* **Vorliegender Text**:
# [Sammelthread] Vertriebsplattformen



## xNoVoLiNE (1. September 2013)

Was haltet ihr von den Vertriebsplattformen wie Uplay, Origin, Steam und Games for Windows, oder anderen ?

Was ist Uplay? ( http://uplay.ubi.com/de-DE/ )

"[...] Am 10. Januar 2010 wurden durch Gamespy Ubisofts Maßnahmen zum Schutz seiner Spiele bekannt, gleichzeitig wurde ein Antwortenkatalog für die wichtigsten Fragen zur neuen Online-Service-Plattform veröffentlicht. Das schon im Jahr 2009 durch Yves Guillemot angekündigte Verfahren setzt so auf eine permanente Breitband-Onlineverbindung (mindestens (A)DSL) und gilt ab 2010 für jedes neue Spiel auf dem PC. Gleichzeitig muss sich der Spieler bei Ubisoft kostenlos registrieren und sein Spiel an den Account binden, mit welchem er ebenfalls Zugang zum Forum sowie zum Uplay-Netzwerk erhält. Wird die Verbindung unterbrochen, pausiert das Spiel." -Wikipedia.org

Was ist Origin? ( http://store2.origin.com/store/eade/home/ )

"Origin (engl. für Herkunft) (ehemals EA Store und EA Download Manager) ist eine Internet-Vertriebsplattform zur digitalen Distribution von Computerspielen, die von Spielehersteller Electronic Arts (EA) entwickelt und betrieben wird. Origin ermöglicht den Kunden, Computerspiele online zu kaufen und anschließend über eine Client-Software herunterzuladen und zu spielen. Origin ist somit vergleichbar mit der von Valve entwickelten Vertriebsplattform Steam.
Das System ermöglicht sowohl die Online-Verteilung, Wartung (Patchen) und Nutzungskontrolle (DRM) der Spiele als auch die Kommunikation der Spieler untereinander. Seit der Einführung von Origin ist die Installation des Origin-Clients Voraussetzung für nahezu alle neu veröffentlichten PC-Spiele von Electronic Arts. Neben eigenen Spielen bietet EA über Origin aber auch Titel anderer Hersteller an.
Stand 31. Juli 2012 besitzt Origin nach eigenen Angaben über 21 Millionen Nutzerkonten, darunter neun Millionen Mobilanwender." -Wikipedia.org

Was ist Steam ? ( http://store.steampowered.com/ )

"Steam (englisch für Dampf, Wasserdampf) ist eine Internet-Vertriebsplattform für Computerspiele und Software, die von der Valve Corporation entwickelt und betrieben wird. Sie verzeichnet laut Herstellerangaben über 50 Millionen aktive Benutzerkonten.

* **Erfasste Angaben**:
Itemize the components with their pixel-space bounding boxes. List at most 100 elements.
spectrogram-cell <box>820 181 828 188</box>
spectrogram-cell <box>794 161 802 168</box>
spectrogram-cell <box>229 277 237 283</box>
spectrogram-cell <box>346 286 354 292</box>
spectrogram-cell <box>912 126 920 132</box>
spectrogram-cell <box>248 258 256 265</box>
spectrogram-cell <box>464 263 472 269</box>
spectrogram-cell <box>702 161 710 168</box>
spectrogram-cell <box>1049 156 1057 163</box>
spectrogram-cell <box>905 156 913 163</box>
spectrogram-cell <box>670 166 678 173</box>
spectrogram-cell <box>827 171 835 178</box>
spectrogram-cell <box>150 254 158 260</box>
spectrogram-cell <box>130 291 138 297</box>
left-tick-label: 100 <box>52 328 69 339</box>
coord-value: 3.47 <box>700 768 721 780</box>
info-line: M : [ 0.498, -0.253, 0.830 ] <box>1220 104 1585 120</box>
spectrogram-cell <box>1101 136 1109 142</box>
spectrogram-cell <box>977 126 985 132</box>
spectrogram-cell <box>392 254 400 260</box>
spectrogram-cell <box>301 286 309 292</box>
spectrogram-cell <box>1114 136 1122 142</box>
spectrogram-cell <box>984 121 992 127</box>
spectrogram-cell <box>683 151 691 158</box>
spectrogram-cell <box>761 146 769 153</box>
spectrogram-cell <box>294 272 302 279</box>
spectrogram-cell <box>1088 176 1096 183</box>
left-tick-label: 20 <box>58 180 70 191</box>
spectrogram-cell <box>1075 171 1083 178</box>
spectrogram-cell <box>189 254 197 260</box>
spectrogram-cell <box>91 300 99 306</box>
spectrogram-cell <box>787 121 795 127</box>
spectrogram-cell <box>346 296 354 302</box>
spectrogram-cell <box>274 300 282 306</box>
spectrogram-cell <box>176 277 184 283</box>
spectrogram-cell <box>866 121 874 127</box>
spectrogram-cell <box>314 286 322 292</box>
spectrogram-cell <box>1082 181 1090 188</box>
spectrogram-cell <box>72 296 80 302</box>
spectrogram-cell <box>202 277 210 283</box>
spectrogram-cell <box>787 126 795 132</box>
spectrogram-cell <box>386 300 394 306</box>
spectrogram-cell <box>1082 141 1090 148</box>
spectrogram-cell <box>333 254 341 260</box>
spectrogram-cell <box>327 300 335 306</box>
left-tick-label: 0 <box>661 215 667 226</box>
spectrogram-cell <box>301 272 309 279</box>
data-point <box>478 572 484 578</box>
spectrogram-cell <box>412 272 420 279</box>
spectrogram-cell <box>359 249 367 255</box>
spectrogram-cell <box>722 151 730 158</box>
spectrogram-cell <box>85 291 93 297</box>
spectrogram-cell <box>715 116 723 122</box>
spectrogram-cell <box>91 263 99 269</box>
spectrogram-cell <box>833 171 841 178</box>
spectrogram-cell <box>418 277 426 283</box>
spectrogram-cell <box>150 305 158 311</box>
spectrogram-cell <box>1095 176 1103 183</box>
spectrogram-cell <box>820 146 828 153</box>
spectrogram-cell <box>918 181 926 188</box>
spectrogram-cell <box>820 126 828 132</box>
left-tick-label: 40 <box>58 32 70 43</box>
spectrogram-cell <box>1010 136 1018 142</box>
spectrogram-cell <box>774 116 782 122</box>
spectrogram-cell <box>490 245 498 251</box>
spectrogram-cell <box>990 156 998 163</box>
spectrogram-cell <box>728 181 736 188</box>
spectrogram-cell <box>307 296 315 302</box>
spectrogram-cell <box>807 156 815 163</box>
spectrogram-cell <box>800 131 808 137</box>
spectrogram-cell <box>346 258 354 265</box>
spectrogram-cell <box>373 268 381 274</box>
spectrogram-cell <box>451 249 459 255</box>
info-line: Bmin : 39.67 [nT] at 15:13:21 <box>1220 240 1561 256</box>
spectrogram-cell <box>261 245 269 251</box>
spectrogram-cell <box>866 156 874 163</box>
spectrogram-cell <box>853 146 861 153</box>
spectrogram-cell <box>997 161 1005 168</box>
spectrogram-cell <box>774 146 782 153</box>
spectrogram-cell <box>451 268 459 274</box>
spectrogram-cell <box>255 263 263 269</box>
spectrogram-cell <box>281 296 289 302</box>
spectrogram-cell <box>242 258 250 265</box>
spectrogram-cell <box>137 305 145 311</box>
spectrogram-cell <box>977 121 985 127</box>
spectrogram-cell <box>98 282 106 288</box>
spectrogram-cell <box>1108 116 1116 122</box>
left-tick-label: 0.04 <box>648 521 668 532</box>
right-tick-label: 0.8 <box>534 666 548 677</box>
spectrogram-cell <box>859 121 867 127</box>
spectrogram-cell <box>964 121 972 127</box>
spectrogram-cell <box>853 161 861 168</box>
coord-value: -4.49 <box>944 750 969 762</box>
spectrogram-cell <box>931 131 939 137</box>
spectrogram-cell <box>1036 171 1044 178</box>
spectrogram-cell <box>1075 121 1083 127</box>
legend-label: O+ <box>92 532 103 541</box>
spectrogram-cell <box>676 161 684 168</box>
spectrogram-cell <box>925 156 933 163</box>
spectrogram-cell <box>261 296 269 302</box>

* **Aufgabenstellung**: Schreiben Sie aus dem Forenthread über Vertriebsplattformen den Abschnitt wortgetreu ab, der mit den Worten „## xNoVoLiNE (1.“ beginnt und mit „( http://uplay.ubi.com/de-DE/ )“ endet. Die Datensätze stammen aus einer anderen Quelle.

* **Lösung**:
## xNoVoLiNE (1. September 2013)

Was haltet ihr von den Vertriebsplattformen wie Uplay, Origin, Steam und Games for Windows, oder anderen ?

Was ist Uplay? ( http://uplay.ubi.com/de-DE/ )